What to work on.
Find and copy lines holding "Pregnancy".

Exercise inputs.
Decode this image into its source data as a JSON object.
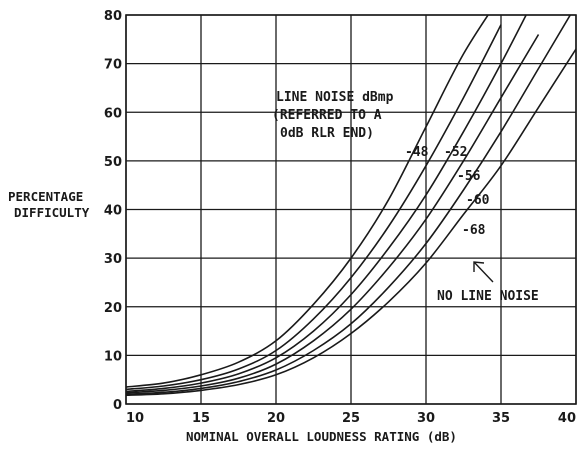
{
  "chart_data": {
    "type": "line",
    "title": "",
    "xlabel": "NOMINAL OVERALL LOUDNESS RATING (dB)",
    "ylabel": [
      "PERCENTAGE",
      "DIFFICULTY"
    ],
    "xlim": [
      10,
      40
    ],
    "ylim": [
      0,
      80
    ],
    "x_ticks": [
      10,
      15,
      20,
      25,
      30,
      35,
      40
    ],
    "y_ticks": [
      0,
      10,
      20,
      30,
      40,
      50,
      60,
      70,
      80
    ],
    "grid": true,
    "legend_title": [
      "LINE NOISE dBmp",
      "(REFERRED TO A",
      "0dB RLR END)"
    ],
    "annotation": "NO LINE NOISE",
    "x": [
      10,
      12.5,
      15,
      17.5,
      20,
      22.5,
      25,
      27.5,
      30,
      32.5,
      35,
      37.5,
      40
    ],
    "series": [
      {
        "name": "-48",
        "values": [
          3.5,
          4.3,
          6,
          8.6,
          13,
          20.5,
          30,
          42,
          57,
          72,
          84,
          null,
          null
        ]
      },
      {
        "name": "-52",
        "values": [
          3.0,
          3.7,
          5,
          7.2,
          11,
          17.5,
          26,
          36.5,
          49,
          63,
          78,
          null,
          null
        ]
      },
      {
        "name": "-56",
        "values": [
          2.6,
          3.2,
          4.3,
          6.2,
          9.5,
          15,
          22.5,
          32,
          43,
          56,
          70,
          85,
          null
        ]
      },
      {
        "name": "-60",
        "values": [
          2.3,
          2.8,
          3.7,
          5.3,
          8.2,
          13,
          19.5,
          28,
          38,
          50,
          63,
          76,
          null
        ]
      },
      {
        "name": "-68",
        "values": [
          2.0,
          2.4,
          3.2,
          4.6,
          7,
          11,
          16.5,
          24,
          33,
          44,
          56,
          69,
          82
        ]
      },
      {
        "name": "NO LINE NOISE",
        "values": [
          1.8,
          2.1,
          2.8,
          4,
          6,
          9.5,
          14.5,
          21,
          29,
          39,
          49,
          61,
          73
        ]
      }
    ]
  }
}
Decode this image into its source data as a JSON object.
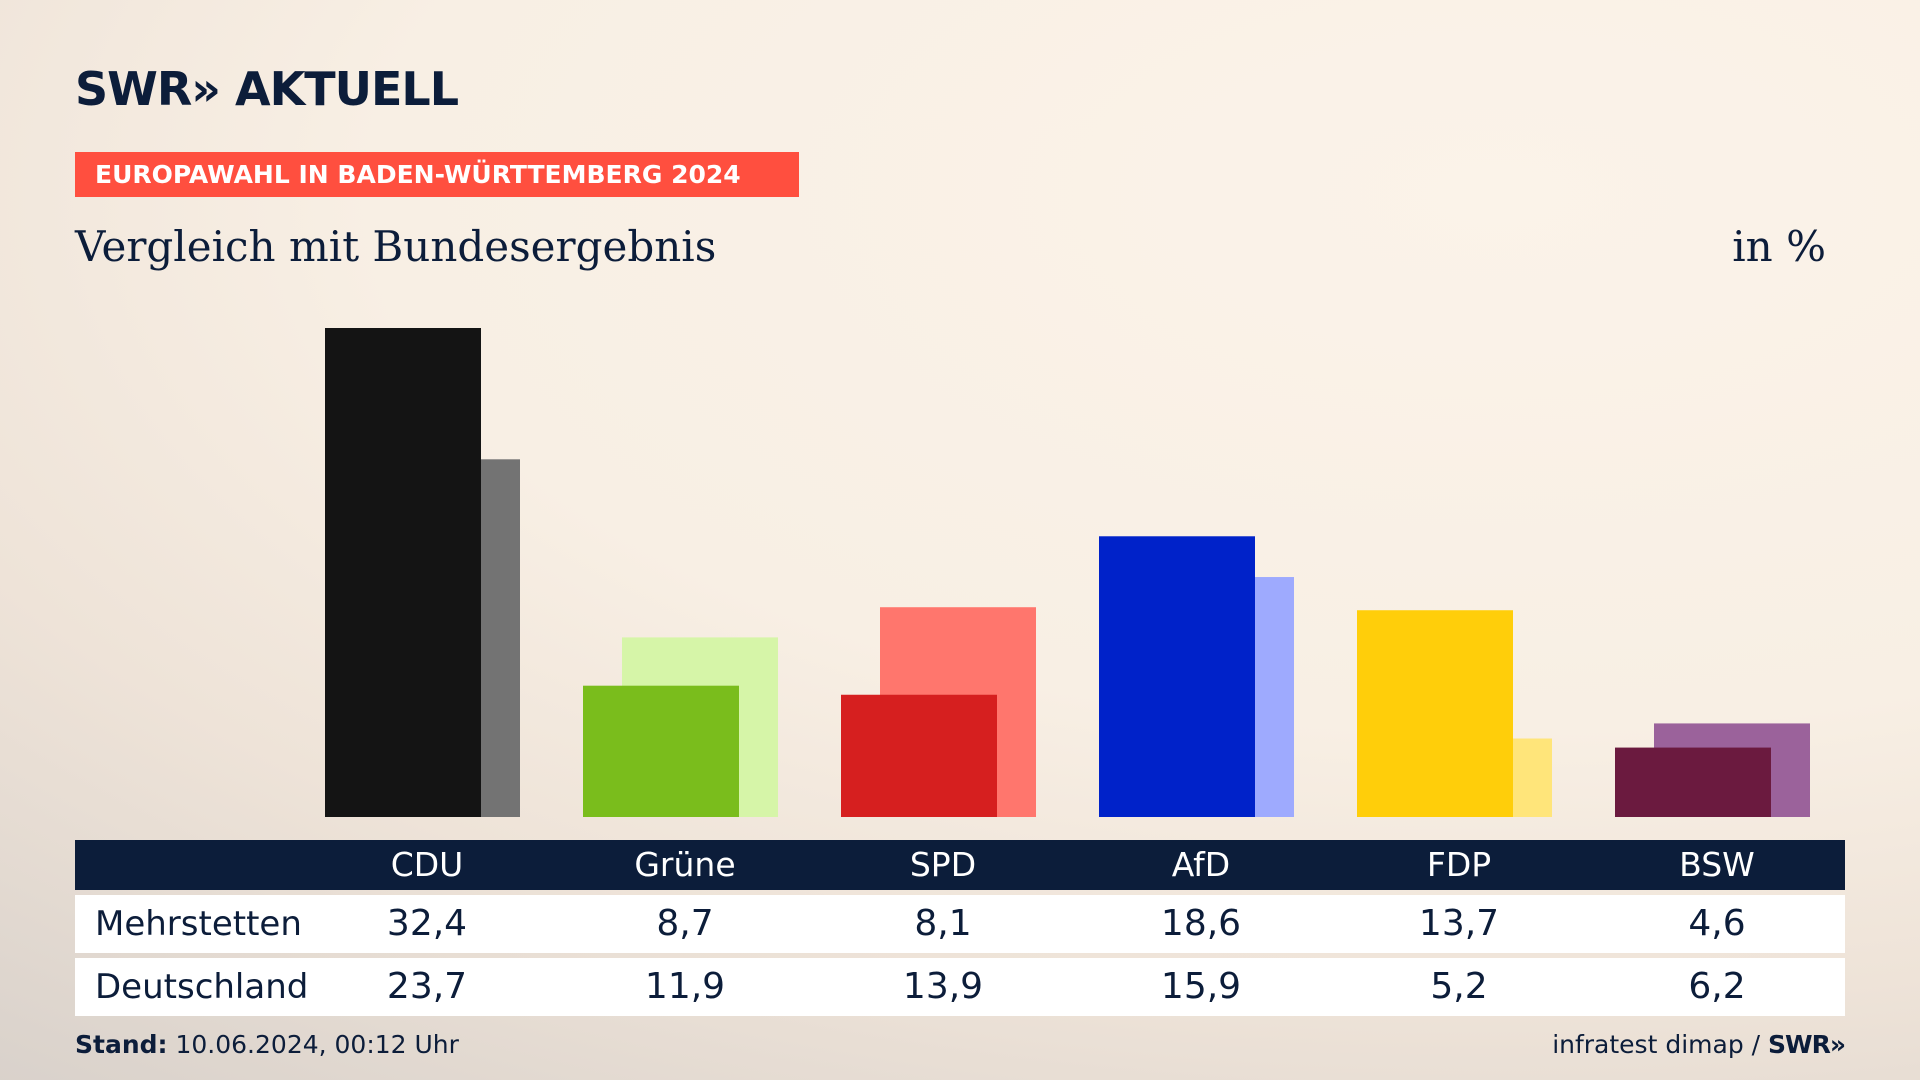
{
  "header": {
    "logo_text": "SWR» AKTUELL",
    "banner_text": "EUROPAWAHL IN BADEN-WÜRTTEMBERG 2024",
    "subtitle": "Vergleich mit Bundesergebnis",
    "unit": "in %",
    "banner_color": "#ff4f3f",
    "text_color": "#0c1d3a"
  },
  "chart_data": {
    "type": "bar",
    "title": "Vergleich mit Bundesergebnis",
    "ylabel": "in %",
    "ylim": [
      0,
      32.4
    ],
    "categories": [
      "CDU",
      "Grüne",
      "SPD",
      "AfD",
      "FDP",
      "BSW"
    ],
    "series": [
      {
        "name": "Mehrstetten",
        "values": [
          32.4,
          8.7,
          8.1,
          18.6,
          13.7,
          4.6
        ],
        "display": [
          "32,4",
          "8,7",
          "8,1",
          "18,6",
          "13,7",
          "4,6"
        ],
        "colors": [
          "#141414",
          "#7abd1c",
          "#d61f1f",
          "#0022c9",
          "#ffce0a",
          "#6b1a3f"
        ]
      },
      {
        "name": "Deutschland",
        "values": [
          23.7,
          11.9,
          13.9,
          15.9,
          5.2,
          6.2
        ],
        "display": [
          "23,7",
          "11,9",
          "13,9",
          "15,9",
          "5,2",
          "6,2"
        ],
        "colors": [
          "#737373",
          "#d6f5a8",
          "#ff766d",
          "#9eaafe",
          "#ffe57a",
          "#9b629b"
        ]
      }
    ],
    "grid": false,
    "legend": "none"
  },
  "table": {
    "header_bg": "#0c1d3a"
  },
  "footer": {
    "stand_label": "Stand:",
    "stand_value": "10.06.2024, 00:12 Uhr",
    "source": "infratest dimap /",
    "swr_logo": "SWR»"
  }
}
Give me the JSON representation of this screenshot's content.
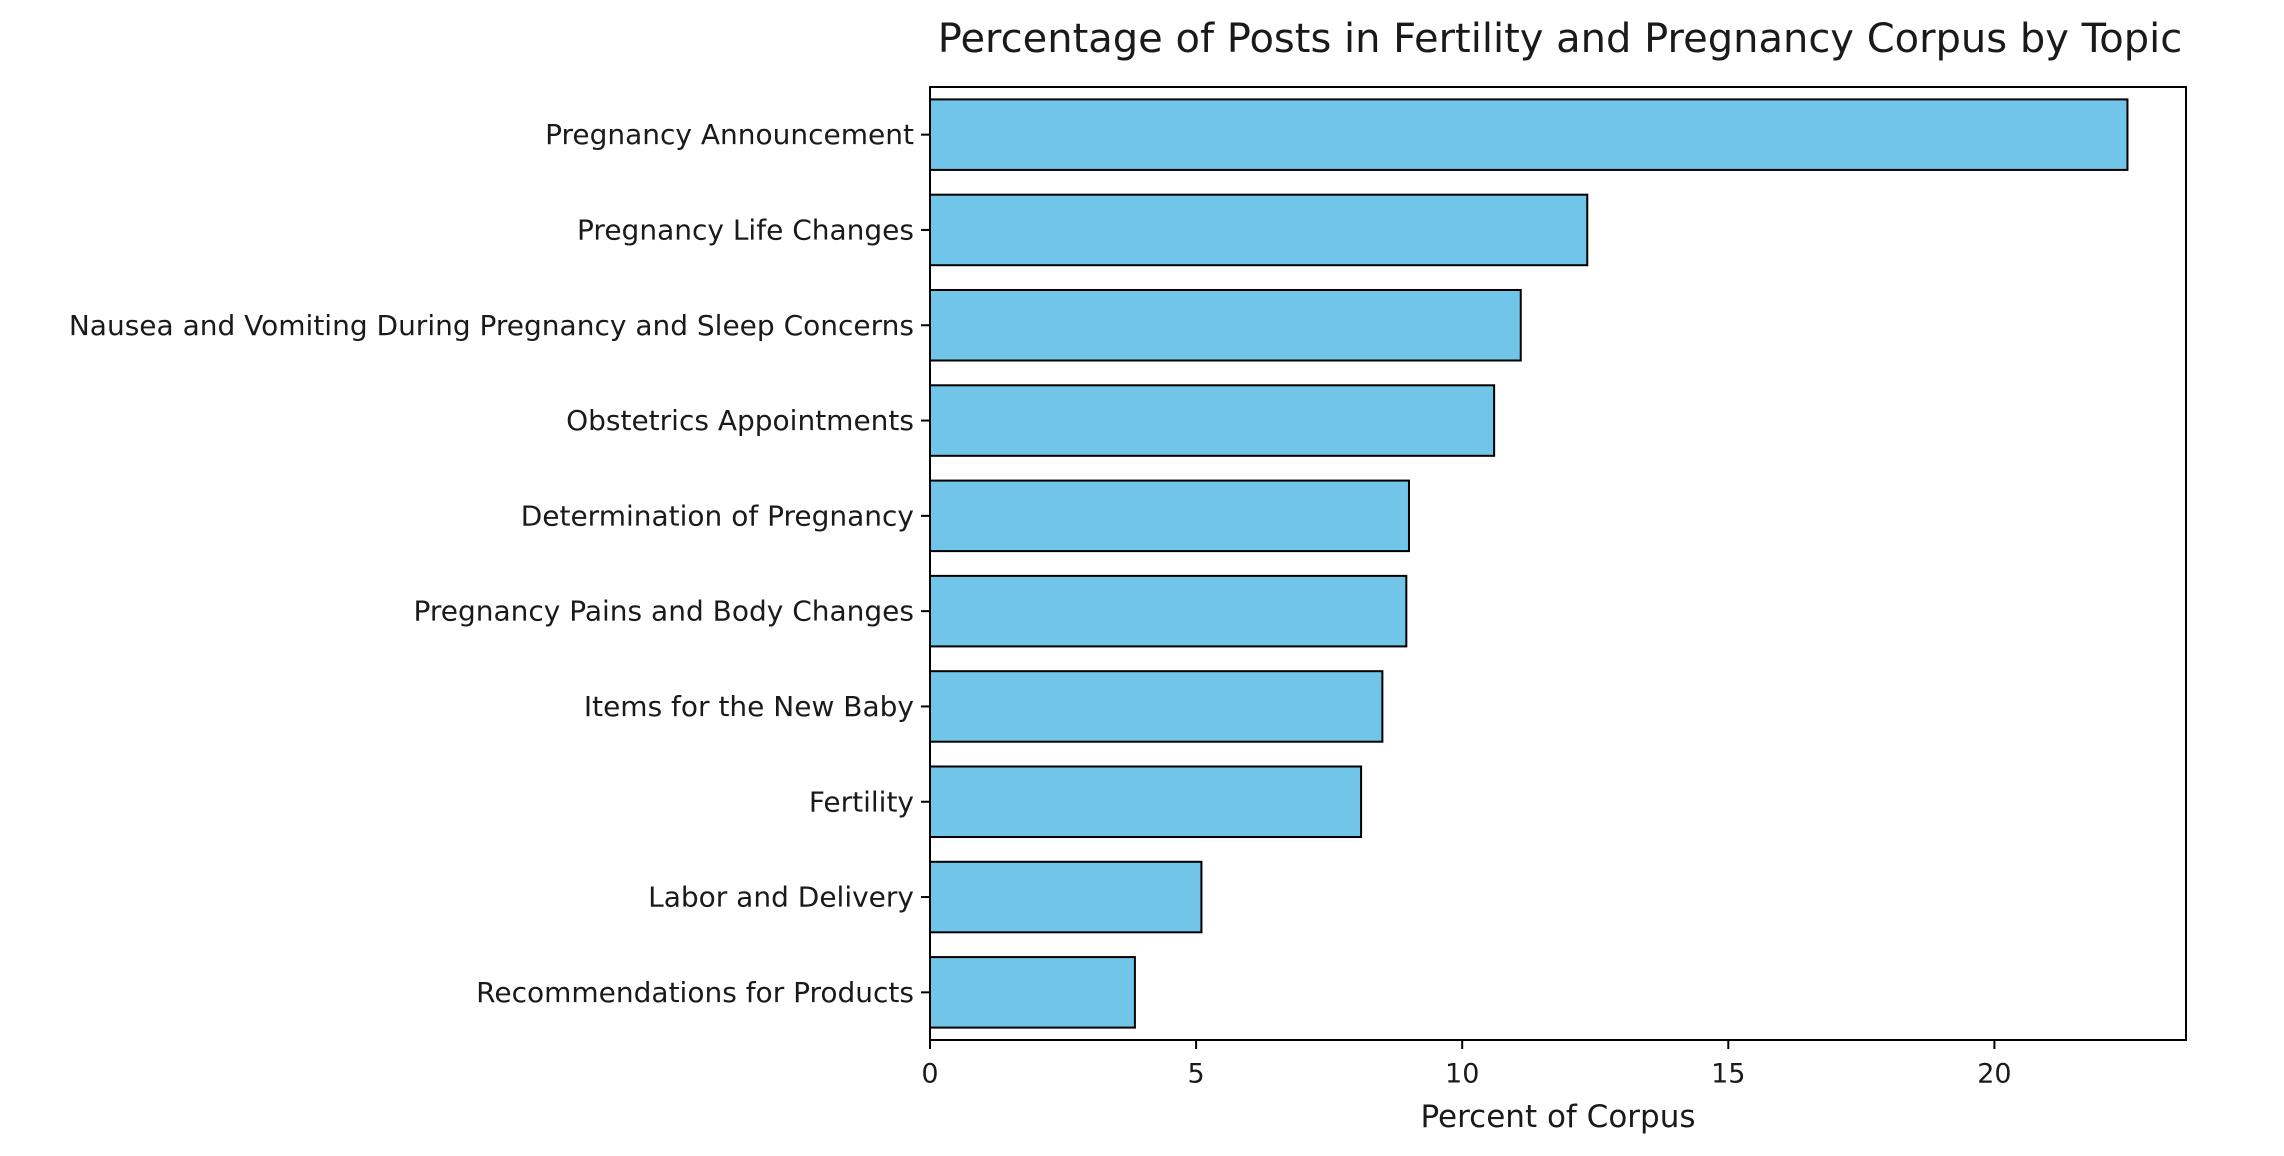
{
  "chart_data": {
    "type": "bar",
    "orientation": "horizontal",
    "title": "Percentage of Posts in Fertility and Pregnancy Corpus by Topic",
    "xlabel": "Percent of Corpus",
    "ylabel": "",
    "xlim": [
      0,
      23.6
    ],
    "xticks": [
      0,
      5,
      10,
      15,
      20
    ],
    "categories": [
      "Pregnancy Announcement",
      "Pregnancy Life Changes",
      "Nausea and Vomiting During Pregnancy and Sleep Concerns",
      "Obstetrics Appointments",
      "Determination of Pregnancy",
      "Pregnancy Pains and Body Changes",
      "Items for the New Baby",
      "Fertility",
      "Labor and Delivery",
      "Recommendations for Products"
    ],
    "values": [
      22.5,
      12.35,
      11.1,
      10.6,
      9.0,
      8.95,
      8.5,
      8.1,
      5.1,
      3.85
    ],
    "bar_color": "#70C5E8",
    "bar_edge_color": "#000000",
    "grid": false,
    "legend": "none"
  }
}
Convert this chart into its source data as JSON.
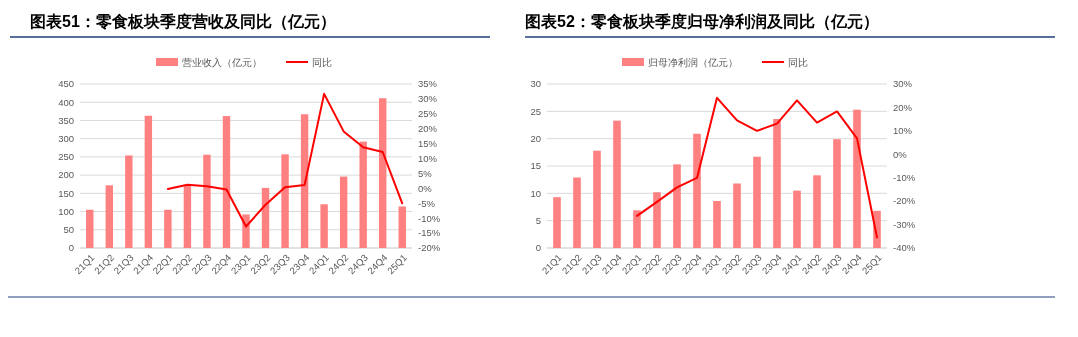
{
  "chart_data": [
    {
      "type": "bar",
      "title": "图表51：零食板块季度营收及同比（亿元）",
      "categories": [
        "21Q1",
        "21Q2",
        "21Q3",
        "21Q4",
        "22Q1",
        "22Q2",
        "22Q3",
        "22Q4",
        "23Q1",
        "23Q2",
        "23Q3",
        "23Q4",
        "24Q1",
        "24Q2",
        "24Q3",
        "24Q4",
        "25Q1"
      ],
      "series": [
        {
          "name": "营业收入（亿元）",
          "color": "#ff8080",
          "values": [
            105,
            172,
            254,
            363,
            105,
            173,
            256,
            362,
            92,
            165,
            257,
            367,
            120,
            196,
            292,
            411,
            114
          ]
        },
        {
          "name": "同比",
          "type": "line",
          "axis": "y2",
          "color": "#ff0000",
          "values": [
            null,
            null,
            null,
            null,
            -0.2,
            1.2,
            0.7,
            -0.4,
            -12.8,
            -5.5,
            0.4,
            1.1,
            31.7,
            19.1,
            13.8,
            12.2,
            -5.0
          ]
        }
      ],
      "ylim": [
        0,
        450
      ],
      "yticks": [
        0,
        50,
        100,
        150,
        200,
        250,
        300,
        350,
        400,
        450
      ],
      "y2lim": [
        -20,
        35
      ],
      "y2ticks": [
        {
          "value": -20,
          "label": "-20%"
        },
        {
          "value": -15,
          "label": "-15%"
        },
        {
          "value": -10,
          "label": "-10%"
        },
        {
          "value": -5,
          "label": "-5%"
        },
        {
          "value": 0,
          "label": "0%"
        },
        {
          "value": 5,
          "label": "5%"
        },
        {
          "value": 10,
          "label": "10%"
        },
        {
          "value": 15,
          "label": "15%"
        },
        {
          "value": 20,
          "label": "20%"
        },
        {
          "value": 25,
          "label": "25%"
        },
        {
          "value": 30,
          "label": "30%"
        },
        {
          "value": 35,
          "label": "35%"
        }
      ],
      "grid": "y",
      "legend": "top"
    },
    {
      "type": "bar",
      "title": "图表52：零食板块季度归母净利润及同比（亿元）",
      "categories": [
        "21Q1",
        "21Q2",
        "21Q3",
        "21Q4",
        "22Q1",
        "22Q2",
        "22Q3",
        "22Q4",
        "23Q1",
        "23Q2",
        "23Q3",
        "23Q4",
        "24Q1",
        "24Q2",
        "24Q3",
        "24Q4",
        "25Q1"
      ],
      "series": [
        {
          "name": "归母净利润（亿元）",
          "color": "#ff8080",
          "values": [
            9.3,
            12.9,
            17.8,
            23.3,
            6.9,
            10.2,
            15.3,
            20.9,
            8.6,
            11.8,
            16.7,
            23.6,
            10.5,
            13.3,
            19.9,
            25.3,
            6.8
          ]
        },
        {
          "name": "同比",
          "type": "line",
          "axis": "y2",
          "color": "#ff0000",
          "values": [
            null,
            null,
            null,
            null,
            -26.3,
            -20.3,
            -14.1,
            -10.1,
            24.1,
            14.5,
            10.0,
            13.1,
            23.0,
            13.5,
            18.3,
            6.8,
            -35.5
          ]
        }
      ],
      "ylim": [
        0,
        30
      ],
      "yticks": [
        0,
        5,
        10,
        15,
        20,
        25,
        30
      ],
      "y2lim": [
        -40,
        30
      ],
      "y2ticks": [
        {
          "value": -40,
          "label": "-40%"
        },
        {
          "value": -30,
          "label": "-30%"
        },
        {
          "value": -20,
          "label": "-20%"
        },
        {
          "value": -10,
          "label": "-10%"
        },
        {
          "value": 0,
          "label": "0%"
        },
        {
          "value": 10,
          "label": "10%"
        },
        {
          "value": 20,
          "label": "20%"
        },
        {
          "value": 30,
          "label": "30%"
        }
      ],
      "grid": "y",
      "legend": "top"
    }
  ]
}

Solution.
    "title": "Percentage of Posts in Fertility and Pregnancy Corpus by Topic",
      "Pregnancy Announcement",
      "Pregnancy Life Changes",
      "Nausea and Vomiting During Pregnancy and Sleep Concerns",
      "Determination of Pregnancy",
      "Pregnancy Pains and Body Changes",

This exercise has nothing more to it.